▸ **DATA SHOWN**:

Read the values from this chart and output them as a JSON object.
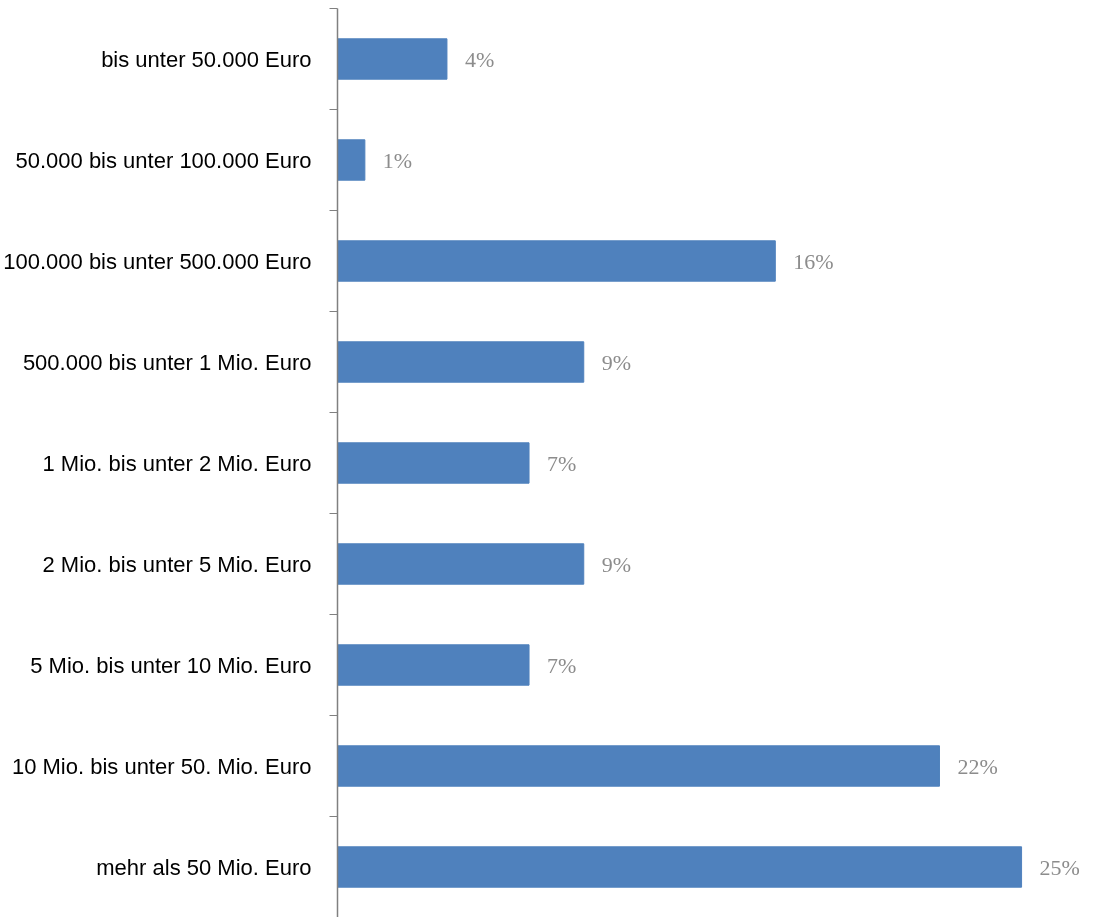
{
  "chart_data": {
    "type": "bar",
    "orientation": "horizontal",
    "categories": [
      "bis unter 50.000 Euro",
      "50.000 bis unter 100.000 Euro",
      "100.000 bis unter 500.000 Euro",
      "500.000 bis unter 1 Mio. Euro",
      "1 Mio. bis unter 2 Mio. Euro",
      "2 Mio. bis unter 5 Mio. Euro",
      "5 Mio. bis unter 10 Mio. Euro",
      "10 Mio. bis unter 50. Mio. Euro",
      "mehr als 50 Mio. Euro"
    ],
    "values": [
      4,
      1,
      16,
      9,
      7,
      9,
      7,
      22,
      25
    ],
    "value_labels": [
      "4%",
      "1%",
      "16%",
      "9%",
      "7%",
      "9%",
      "7%",
      "22%",
      "25%"
    ],
    "color": "#4f81bd"
  }
}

▸ **EXERCISE DESCRIPTION**:
Restate the data above word for word. Do not include the images.

▸ **EXERCISE SOLUTION**:
Read the values from this chart and output them as a JSON object.
{
  "chart_data": {
    "type": "bar",
    "orientation": "horizontal",
    "categories": [
      "bis unter 50.000 Euro",
      "50.000 bis unter 100.000 Euro",
      "100.000 bis unter 500.000 Euro",
      "500.000 bis unter 1 Mio. Euro",
      "1 Mio. bis unter 2 Mio. Euro",
      "2 Mio. bis unter 5 Mio. Euro",
      "5 Mio. bis unter 10 Mio. Euro",
      "10 Mio. bis unter 50. Mio. Euro",
      "mehr als 50 Mio. Euro"
    ],
    "values": [
      4,
      1,
      16,
      9,
      7,
      9,
      7,
      22,
      25
    ],
    "value_labels": [
      "4%",
      "1%",
      "16%",
      "9%",
      "7%",
      "9%",
      "7%",
      "22%",
      "25%"
    ],
    "color": "#4f81bd"
  }
}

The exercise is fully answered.